» Apply what you read:
**a)** Reproduce the article on working with distributors from "Working with Distributors" up to and including "the end user?".
**b)** Answer these questions from the article on working with distributors:
(i) According to the Healthcare Distribution Management Association, how much does the U.S. healthcare system save each year?
(ii) What type of equipment does ERI distribute?
(iii) Under what heading was the article filed?

» Selected passage:

Working with Distributors What You Need to Know
February 15, 2010 by SurgiStrategies Articles
Filed under Features
According to the Healthcare Distribution Management Association (HDMA), the U.S. healthcare system saves nearly $32 billion each year with distributor’s streamlined, aggregated ordering and efficient shipping logistics. SurgiStrategies spoke with ERI, a medical imaging equipment distributor to discuss some key components of what a distributor has to offer.
Q: describe the key roles of a distributor in the outpatient marketplace — how do they serve the niche between manufacturers and the end user?
Simply stated, a distributor must know what they are selling and the products’ appropriate applications. This permits a customer to receive accurate answers to presale questions allowing them to purchase with confidence. Furthermore, post sale support is just as critical. We often work with customers to properly integrate their new equipment and use it to its fullest potential. Given our extensive experience and our close working relationships with manufacturers, we can recommend best installation and operating practices to provide an optimal end-user experience.

» Dataset content:
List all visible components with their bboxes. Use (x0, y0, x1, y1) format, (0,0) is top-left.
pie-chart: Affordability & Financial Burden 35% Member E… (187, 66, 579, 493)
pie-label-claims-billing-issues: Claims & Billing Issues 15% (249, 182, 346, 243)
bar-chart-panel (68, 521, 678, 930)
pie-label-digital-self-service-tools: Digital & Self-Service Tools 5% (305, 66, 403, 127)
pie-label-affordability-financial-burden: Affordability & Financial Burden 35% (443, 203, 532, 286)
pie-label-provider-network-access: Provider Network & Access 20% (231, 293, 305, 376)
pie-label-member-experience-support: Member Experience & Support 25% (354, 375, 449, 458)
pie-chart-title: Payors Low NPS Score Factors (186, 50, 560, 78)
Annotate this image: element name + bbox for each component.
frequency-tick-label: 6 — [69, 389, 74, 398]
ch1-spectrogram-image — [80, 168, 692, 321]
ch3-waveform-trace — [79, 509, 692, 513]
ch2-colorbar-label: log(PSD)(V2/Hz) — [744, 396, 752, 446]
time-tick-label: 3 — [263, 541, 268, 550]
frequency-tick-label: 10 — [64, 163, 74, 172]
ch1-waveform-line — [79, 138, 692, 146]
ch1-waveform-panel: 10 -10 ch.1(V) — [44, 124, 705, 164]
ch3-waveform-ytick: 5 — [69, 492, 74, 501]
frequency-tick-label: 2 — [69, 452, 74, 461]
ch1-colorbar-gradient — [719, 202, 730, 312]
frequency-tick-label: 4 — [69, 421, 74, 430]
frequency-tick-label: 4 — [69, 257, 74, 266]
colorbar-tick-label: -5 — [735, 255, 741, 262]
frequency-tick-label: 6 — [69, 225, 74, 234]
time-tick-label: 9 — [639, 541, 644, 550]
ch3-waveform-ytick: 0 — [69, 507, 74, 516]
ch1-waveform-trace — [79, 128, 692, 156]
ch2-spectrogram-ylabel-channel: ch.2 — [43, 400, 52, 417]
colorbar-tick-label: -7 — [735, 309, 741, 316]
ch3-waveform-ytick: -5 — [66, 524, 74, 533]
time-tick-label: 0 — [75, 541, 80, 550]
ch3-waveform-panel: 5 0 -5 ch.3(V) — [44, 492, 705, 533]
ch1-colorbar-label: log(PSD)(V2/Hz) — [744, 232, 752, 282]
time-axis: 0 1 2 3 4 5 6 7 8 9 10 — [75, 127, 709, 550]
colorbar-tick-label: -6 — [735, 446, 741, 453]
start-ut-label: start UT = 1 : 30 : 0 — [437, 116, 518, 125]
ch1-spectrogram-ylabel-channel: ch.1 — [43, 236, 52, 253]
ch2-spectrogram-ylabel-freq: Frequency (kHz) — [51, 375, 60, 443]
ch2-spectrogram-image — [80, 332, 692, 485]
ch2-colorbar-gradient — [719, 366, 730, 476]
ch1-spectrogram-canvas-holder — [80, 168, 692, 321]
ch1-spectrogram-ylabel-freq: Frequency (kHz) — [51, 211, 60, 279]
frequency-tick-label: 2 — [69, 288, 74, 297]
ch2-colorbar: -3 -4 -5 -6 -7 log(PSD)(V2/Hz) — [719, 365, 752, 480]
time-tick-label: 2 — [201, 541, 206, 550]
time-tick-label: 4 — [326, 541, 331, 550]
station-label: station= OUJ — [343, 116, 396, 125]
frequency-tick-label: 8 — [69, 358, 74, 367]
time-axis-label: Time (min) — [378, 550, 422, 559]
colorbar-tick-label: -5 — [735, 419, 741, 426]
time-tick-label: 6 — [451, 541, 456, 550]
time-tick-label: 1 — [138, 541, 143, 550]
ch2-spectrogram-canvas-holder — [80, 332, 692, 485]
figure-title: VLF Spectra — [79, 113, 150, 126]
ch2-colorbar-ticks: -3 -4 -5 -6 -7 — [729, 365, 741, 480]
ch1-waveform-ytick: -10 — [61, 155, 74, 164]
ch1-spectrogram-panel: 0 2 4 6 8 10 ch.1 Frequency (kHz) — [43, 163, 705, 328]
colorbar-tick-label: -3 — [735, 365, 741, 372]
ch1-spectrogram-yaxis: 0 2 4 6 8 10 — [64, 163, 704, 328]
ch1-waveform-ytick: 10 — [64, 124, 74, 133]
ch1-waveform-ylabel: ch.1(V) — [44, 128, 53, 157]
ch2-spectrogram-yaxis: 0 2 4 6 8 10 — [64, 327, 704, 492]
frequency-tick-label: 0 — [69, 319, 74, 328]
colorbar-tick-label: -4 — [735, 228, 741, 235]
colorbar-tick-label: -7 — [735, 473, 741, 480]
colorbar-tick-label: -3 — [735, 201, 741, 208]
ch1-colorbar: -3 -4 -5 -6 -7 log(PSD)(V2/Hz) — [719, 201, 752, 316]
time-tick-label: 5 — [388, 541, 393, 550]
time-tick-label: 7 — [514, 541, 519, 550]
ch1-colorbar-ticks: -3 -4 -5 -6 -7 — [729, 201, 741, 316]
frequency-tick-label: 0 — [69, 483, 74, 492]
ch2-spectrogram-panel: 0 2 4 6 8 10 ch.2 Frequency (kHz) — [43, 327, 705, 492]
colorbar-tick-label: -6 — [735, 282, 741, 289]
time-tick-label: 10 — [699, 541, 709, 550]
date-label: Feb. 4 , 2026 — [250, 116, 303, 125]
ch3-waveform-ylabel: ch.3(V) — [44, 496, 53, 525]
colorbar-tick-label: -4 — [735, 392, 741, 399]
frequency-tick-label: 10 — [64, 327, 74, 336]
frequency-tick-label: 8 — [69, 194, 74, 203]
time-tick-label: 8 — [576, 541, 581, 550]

» Task results:
**a)**
Working with Distributors What You Need to Know
February 15, 2010 by SurgiStrategies Articles
Filed under Features
According to the Healthcare Distribution Management Association (HDMA), the U.S. healthcare system saves nearly $32 billion each year with distributor’s streamlined, aggregated ordering and efficient shipping logistics. SurgiStrategies spoke with ERI, a medical imaging equipment distributor to discuss some key components of what a distributor has to offer.
Q: describe the key roles of a distributor in the outpatient marketplace — how do they serve the niche between manufacturers and the end user?

**b)**
(i) Nearly $32 billion
(ii) Medical imaging equipment
(iii) Features